··· Record extracts

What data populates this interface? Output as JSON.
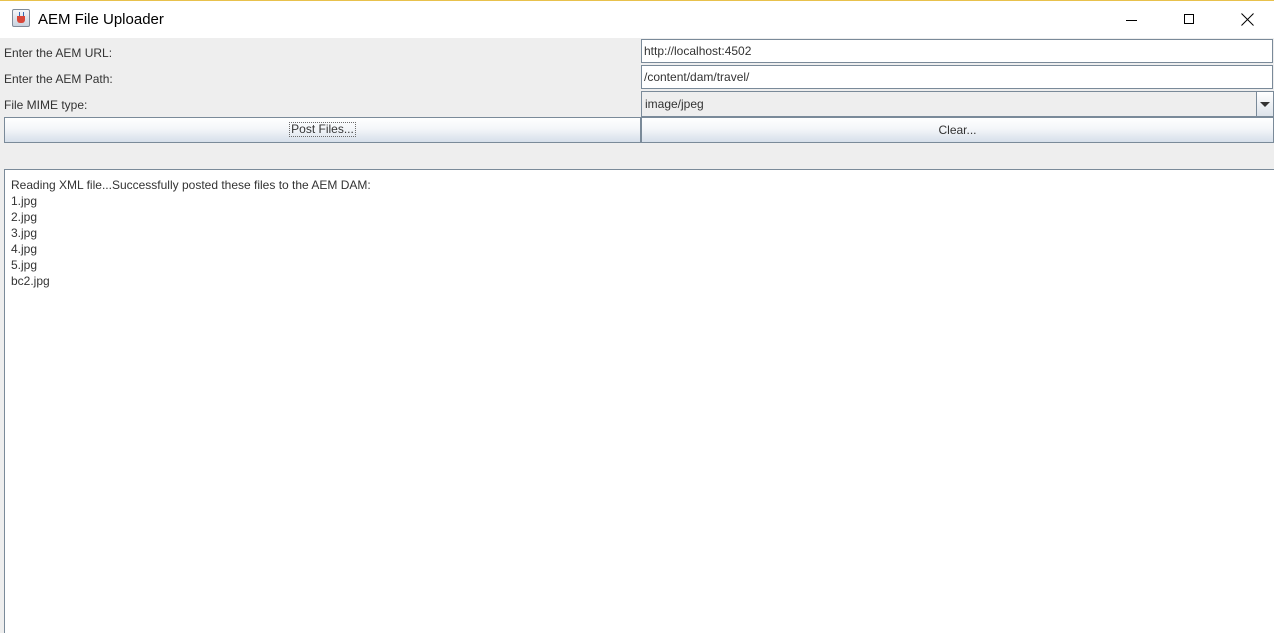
{
  "window": {
    "title": "AEM File Uploader",
    "icon": "java-cup-icon"
  },
  "form": {
    "url_label": "Enter the AEM URL:",
    "url_value": "http://localhost:4502",
    "path_label": "Enter the AEM Path:",
    "path_value": "/content/dam/travel/",
    "mime_label": "File MIME type:",
    "mime_value": "image/jpeg"
  },
  "buttons": {
    "post_label": "Post Files...",
    "clear_label": "Clear..."
  },
  "output": {
    "lines": [
      "Reading XML file...Successfully posted these files to the AEM DAM:",
      "1.jpg",
      "2.jpg",
      "3.jpg",
      "4.jpg",
      "5.jpg",
      "bc2.jpg"
    ]
  },
  "colors": {
    "border": "#7a8a99",
    "panel_background": "#eeeeee",
    "text": "#333333"
  }
}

······

State the number of lines holding the word "Enter" in the listing. Add nothing else.

2